Exercise instructions —
Restate each of the lines given below, word for word.

Extracted records —
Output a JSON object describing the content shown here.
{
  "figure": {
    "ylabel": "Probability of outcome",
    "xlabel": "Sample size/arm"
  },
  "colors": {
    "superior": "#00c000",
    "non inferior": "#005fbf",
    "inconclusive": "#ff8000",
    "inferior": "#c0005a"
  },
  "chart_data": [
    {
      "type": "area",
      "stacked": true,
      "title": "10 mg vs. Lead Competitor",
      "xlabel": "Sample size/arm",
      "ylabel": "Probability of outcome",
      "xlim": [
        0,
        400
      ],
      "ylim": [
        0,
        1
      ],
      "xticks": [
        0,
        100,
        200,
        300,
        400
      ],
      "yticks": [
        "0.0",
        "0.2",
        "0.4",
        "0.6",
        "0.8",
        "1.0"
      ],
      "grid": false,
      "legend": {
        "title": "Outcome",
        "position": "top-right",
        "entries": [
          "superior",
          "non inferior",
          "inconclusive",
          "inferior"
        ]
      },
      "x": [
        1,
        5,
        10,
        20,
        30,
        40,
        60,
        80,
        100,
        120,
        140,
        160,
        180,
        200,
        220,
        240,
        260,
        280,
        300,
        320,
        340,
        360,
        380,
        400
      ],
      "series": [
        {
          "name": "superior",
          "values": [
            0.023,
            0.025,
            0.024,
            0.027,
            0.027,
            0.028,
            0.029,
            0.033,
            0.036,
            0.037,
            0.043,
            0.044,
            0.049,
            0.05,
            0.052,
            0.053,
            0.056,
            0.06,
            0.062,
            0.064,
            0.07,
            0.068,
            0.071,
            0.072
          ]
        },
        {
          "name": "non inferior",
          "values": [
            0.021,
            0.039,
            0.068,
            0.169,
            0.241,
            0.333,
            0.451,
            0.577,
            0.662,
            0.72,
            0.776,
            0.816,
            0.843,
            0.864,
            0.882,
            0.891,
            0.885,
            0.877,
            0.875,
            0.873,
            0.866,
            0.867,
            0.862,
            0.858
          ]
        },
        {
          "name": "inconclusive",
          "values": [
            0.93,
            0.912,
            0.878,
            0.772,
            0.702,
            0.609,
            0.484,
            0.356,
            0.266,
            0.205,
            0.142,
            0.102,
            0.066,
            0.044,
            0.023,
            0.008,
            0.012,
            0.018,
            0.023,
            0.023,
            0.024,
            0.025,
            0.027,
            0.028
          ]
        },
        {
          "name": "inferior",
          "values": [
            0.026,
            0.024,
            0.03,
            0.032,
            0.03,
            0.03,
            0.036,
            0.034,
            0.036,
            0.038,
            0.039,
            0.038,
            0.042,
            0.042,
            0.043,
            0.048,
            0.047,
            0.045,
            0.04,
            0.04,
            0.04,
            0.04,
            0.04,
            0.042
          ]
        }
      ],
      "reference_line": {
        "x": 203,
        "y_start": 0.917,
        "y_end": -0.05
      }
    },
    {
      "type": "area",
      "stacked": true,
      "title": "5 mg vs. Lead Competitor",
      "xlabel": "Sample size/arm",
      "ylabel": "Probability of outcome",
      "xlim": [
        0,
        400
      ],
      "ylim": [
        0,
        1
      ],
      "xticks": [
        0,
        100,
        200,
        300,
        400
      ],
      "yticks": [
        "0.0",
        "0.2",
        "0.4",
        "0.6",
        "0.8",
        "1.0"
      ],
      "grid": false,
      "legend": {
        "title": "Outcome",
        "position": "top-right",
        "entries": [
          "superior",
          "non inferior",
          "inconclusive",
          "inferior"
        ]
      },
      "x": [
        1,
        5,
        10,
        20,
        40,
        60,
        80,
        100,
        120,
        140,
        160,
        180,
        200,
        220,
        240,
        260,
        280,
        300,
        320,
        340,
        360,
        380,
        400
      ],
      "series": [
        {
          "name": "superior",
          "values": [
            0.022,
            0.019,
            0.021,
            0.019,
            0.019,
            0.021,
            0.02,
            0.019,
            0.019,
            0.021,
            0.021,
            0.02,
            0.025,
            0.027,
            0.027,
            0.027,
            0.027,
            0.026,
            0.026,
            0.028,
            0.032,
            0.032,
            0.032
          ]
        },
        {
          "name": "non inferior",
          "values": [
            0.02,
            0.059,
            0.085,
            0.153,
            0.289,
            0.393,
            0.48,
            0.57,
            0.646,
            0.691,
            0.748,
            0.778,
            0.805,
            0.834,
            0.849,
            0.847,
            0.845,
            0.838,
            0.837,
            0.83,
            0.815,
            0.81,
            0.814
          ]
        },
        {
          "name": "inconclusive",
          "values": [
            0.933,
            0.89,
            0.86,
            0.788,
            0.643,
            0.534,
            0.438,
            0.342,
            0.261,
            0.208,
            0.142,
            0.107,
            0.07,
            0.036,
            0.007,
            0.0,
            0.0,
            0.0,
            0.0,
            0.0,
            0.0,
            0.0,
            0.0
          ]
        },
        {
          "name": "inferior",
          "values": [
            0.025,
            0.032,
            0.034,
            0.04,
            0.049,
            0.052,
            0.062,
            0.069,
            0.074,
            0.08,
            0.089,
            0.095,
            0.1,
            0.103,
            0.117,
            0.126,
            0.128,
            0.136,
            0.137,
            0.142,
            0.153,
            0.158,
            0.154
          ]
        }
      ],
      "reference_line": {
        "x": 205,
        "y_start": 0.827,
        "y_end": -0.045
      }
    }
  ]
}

The output —
Output a JSON object describing the content shown here.
{
  "figure": {
    "ylabel": "Probability of outcome",
    "xlabel": "Sample size/arm"
  },
  "colors": {
    "superior": "#00c000",
    "non inferior": "#005fbf",
    "inconclusive": "#ff8000",
    "inferior": "#c0005a"
  },
  "chart_data": [
    {
      "type": "area",
      "stacked": true,
      "title": "10 mg vs. Lead Competitor",
      "xlabel": "Sample size/arm",
      "ylabel": "Probability of outcome",
      "xlim": [
        0,
        400
      ],
      "ylim": [
        0,
        1
      ],
      "xticks": [
        0,
        100,
        200,
        300,
        400
      ],
      "yticks": [
        "0.0",
        "0.2",
        "0.4",
        "0.6",
        "0.8",
        "1.0"
      ],
      "grid": false,
      "legend": {
        "title": "Outcome",
        "position": "top-right",
        "entries": [
          "superior",
          "non inferior",
          "inconclusive",
          "inferior"
        ]
      },
      "x": [
        1,
        5,
        10,
        20,
        30,
        40,
        60,
        80,
        100,
        120,
        140,
        160,
        180,
        200,
        220,
        240,
        260,
        280,
        300,
        320,
        340,
        360,
        380,
        400
      ],
      "series": [
        {
          "name": "superior",
          "values": [
            0.023,
            0.025,
            0.024,
            0.027,
            0.027,
            0.028,
            0.029,
            0.033,
            0.036,
            0.037,
            0.043,
            0.044,
            0.049,
            0.05,
            0.052,
            0.053,
            0.056,
            0.06,
            0.062,
            0.064,
            0.07,
            0.068,
            0.071,
            0.072
          ]
        },
        {
          "name": "non inferior",
          "values": [
            0.021,
            0.039,
            0.068,
            0.169,
            0.241,
            0.333,
            0.451,
            0.577,
            0.662,
            0.72,
            0.776,
            0.816,
            0.843,
            0.864,
            0.882,
            0.891,
            0.885,
            0.877,
            0.875,
            0.873,
            0.866,
            0.867,
            0.862,
            0.858
          ]
        },
        {
          "name": "inconclusive",
          "values": [
            0.93,
            0.912,
            0.878,
            0.772,
            0.702,
            0.609,
            0.484,
            0.356,
            0.266,
            0.205,
            0.142,
            0.102,
            0.066,
            0.044,
            0.023,
            0.008,
            0.012,
            0.018,
            0.023,
            0.023,
            0.024,
            0.025,
            0.027,
            0.028
          ]
        },
        {
          "name": "inferior",
          "values": [
            0.026,
            0.024,
            0.03,
            0.032,
            0.03,
            0.03,
            0.036,
            0.034,
            0.036,
            0.038,
            0.039,
            0.038,
            0.042,
            0.042,
            0.043,
            0.048,
            0.047,
            0.045,
            0.04,
            0.04,
            0.04,
            0.04,
            0.04,
            0.042
          ]
        }
      ],
      "reference_line": {
        "x": 203,
        "y_start": 0.917,
        "y_end": -0.05
      }
    },
    {
      "type": "area",
      "stacked": true,
      "title": "5 mg vs. Lead Competitor",
      "xlabel": "Sample size/arm",
      "ylabel": "Probability of outcome",
      "xlim": [
        0,
        400
      ],
      "ylim": [
        0,
        1
      ],
      "xticks": [
        0,
        100,
        200,
        300,
        400
      ],
      "yticks": [
        "0.0",
        "0.2",
        "0.4",
        "0.6",
        "0.8",
        "1.0"
      ],
      "grid": false,
      "legend": {
        "title": "Outcome",
        "position": "top-right",
        "entries": [
          "superior",
          "non inferior",
          "inconclusive",
          "inferior"
        ]
      },
      "x": [
        1,
        5,
        10,
        20,
        40,
        60,
        80,
        100,
        120,
        140,
        160,
        180,
        200,
        220,
        240,
        260,
        280,
        300,
        320,
        340,
        360,
        380,
        400
      ],
      "series": [
        {
          "name": "superior",
          "values": [
            0.022,
            0.019,
            0.021,
            0.019,
            0.019,
            0.021,
            0.02,
            0.019,
            0.019,
            0.021,
            0.021,
            0.02,
            0.025,
            0.027,
            0.027,
            0.027,
            0.027,
            0.026,
            0.026,
            0.028,
            0.032,
            0.032,
            0.032
          ]
        },
        {
          "name": "non inferior",
          "values": [
            0.02,
            0.059,
            0.085,
            0.153,
            0.289,
            0.393,
            0.48,
            0.57,
            0.646,
            0.691,
            0.748,
            0.778,
            0.805,
            0.834,
            0.849,
            0.847,
            0.845,
            0.838,
            0.837,
            0.83,
            0.815,
            0.81,
            0.814
          ]
        },
        {
          "name": "inconclusive",
          "values": [
            0.933,
            0.89,
            0.86,
            0.788,
            0.643,
            0.534,
            0.438,
            0.342,
            0.261,
            0.208,
            0.142,
            0.107,
            0.07,
            0.036,
            0.007,
            0.0,
            0.0,
            0.0,
            0.0,
            0.0,
            0.0,
            0.0,
            0.0
          ]
        },
        {
          "name": "inferior",
          "values": [
            0.025,
            0.032,
            0.034,
            0.04,
            0.049,
            0.052,
            0.062,
            0.069,
            0.074,
            0.08,
            0.089,
            0.095,
            0.1,
            0.103,
            0.117,
            0.126,
            0.128,
            0.136,
            0.137,
            0.142,
            0.153,
            0.158,
            0.154
          ]
        }
      ],
      "reference_line": {
        "x": 205,
        "y_start": 0.827,
        "y_end": -0.045
      }
    }
  ]
}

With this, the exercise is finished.